* [Written instruction]:
All records must be quoted exactly. Omit the pictures.

┏━━

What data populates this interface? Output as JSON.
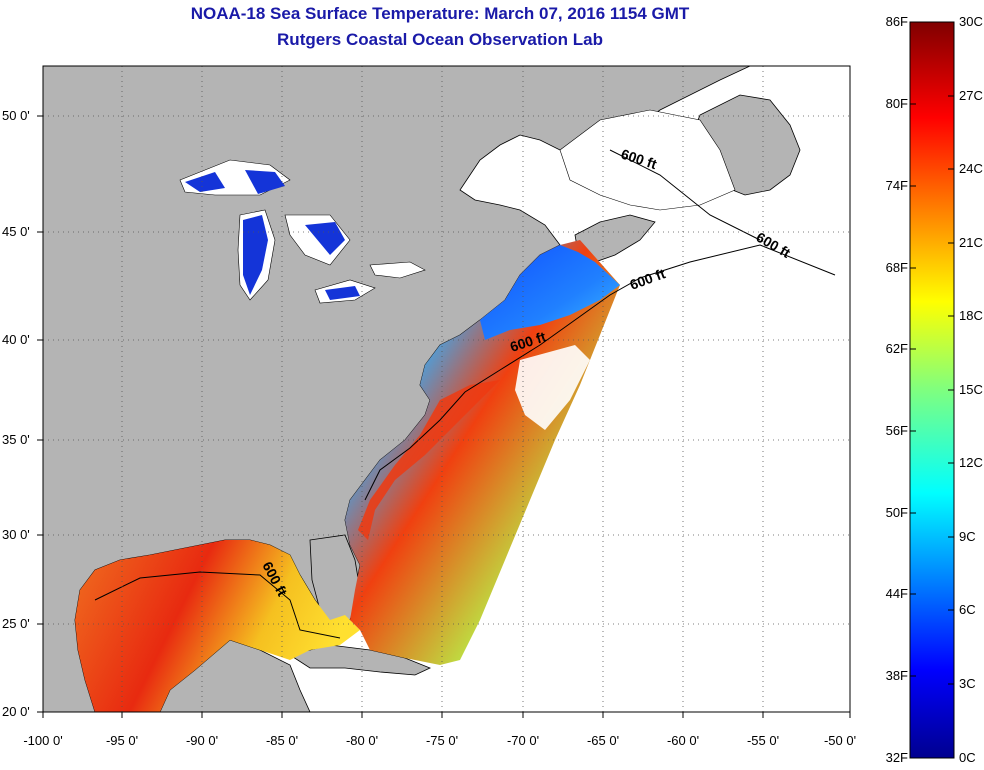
{
  "title": "NOAA-18 Sea Surface Temperature:  March 07, 2016 1154 GMT",
  "subtitle": "Rutgers Coastal Ocean Observation Lab",
  "x_ticks": [
    "-100 0'",
    "-95 0'",
    "-90 0'",
    "-85 0'",
    "-80 0'",
    "-75 0'",
    "-70 0'",
    "-65 0'",
    "-60 0'",
    "-55 0'",
    "-50 0'"
  ],
  "y_ticks": [
    "50 0'",
    "45 0'",
    "40 0'",
    "35 0'",
    "30 0'",
    "25 0'",
    "20 0'"
  ],
  "colorbar": {
    "fahrenheit": [
      "86F",
      "80F",
      "74F",
      "68F",
      "62F",
      "56F",
      "50F",
      "44F",
      "38F",
      "32F"
    ],
    "celsius": [
      "30C",
      "27C",
      "24C",
      "21C",
      "18C",
      "15C",
      "12C",
      "9C",
      "6C",
      "3C",
      "0C"
    ]
  },
  "contour_labels": [
    "600 ft",
    "600 ft",
    "600 ft",
    "600 ft",
    "600 ft"
  ],
  "colors": {
    "land": "#b4b4b4",
    "title": "#1a1aa8"
  }
}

┗━━

* [Solution to the problem]:
What data populates this interface? Output as JSON.
{
  "title": "NOAA-18 Sea Surface Temperature:  March 07, 2016 1154 GMT",
  "subtitle": "Rutgers Coastal Ocean Observation Lab",
  "x_ticks": [
    "-100 0'",
    "-95 0'",
    "-90 0'",
    "-85 0'",
    "-80 0'",
    "-75 0'",
    "-70 0'",
    "-65 0'",
    "-60 0'",
    "-55 0'",
    "-50 0'"
  ],
  "y_ticks": [
    "50 0'",
    "45 0'",
    "40 0'",
    "35 0'",
    "30 0'",
    "25 0'",
    "20 0'"
  ],
  "colorbar": {
    "fahrenheit": [
      "86F",
      "80F",
      "74F",
      "68F",
      "62F",
      "56F",
      "50F",
      "44F",
      "38F",
      "32F"
    ],
    "celsius": [
      "30C",
      "27C",
      "24C",
      "21C",
      "18C",
      "15C",
      "12C",
      "9C",
      "6C",
      "3C",
      "0C"
    ]
  },
  "contour_labels": [
    "600 ft",
    "600 ft",
    "600 ft",
    "600 ft",
    "600 ft"
  ],
  "colors": {
    "land": "#b4b4b4",
    "title": "#1a1aa8"
  }
}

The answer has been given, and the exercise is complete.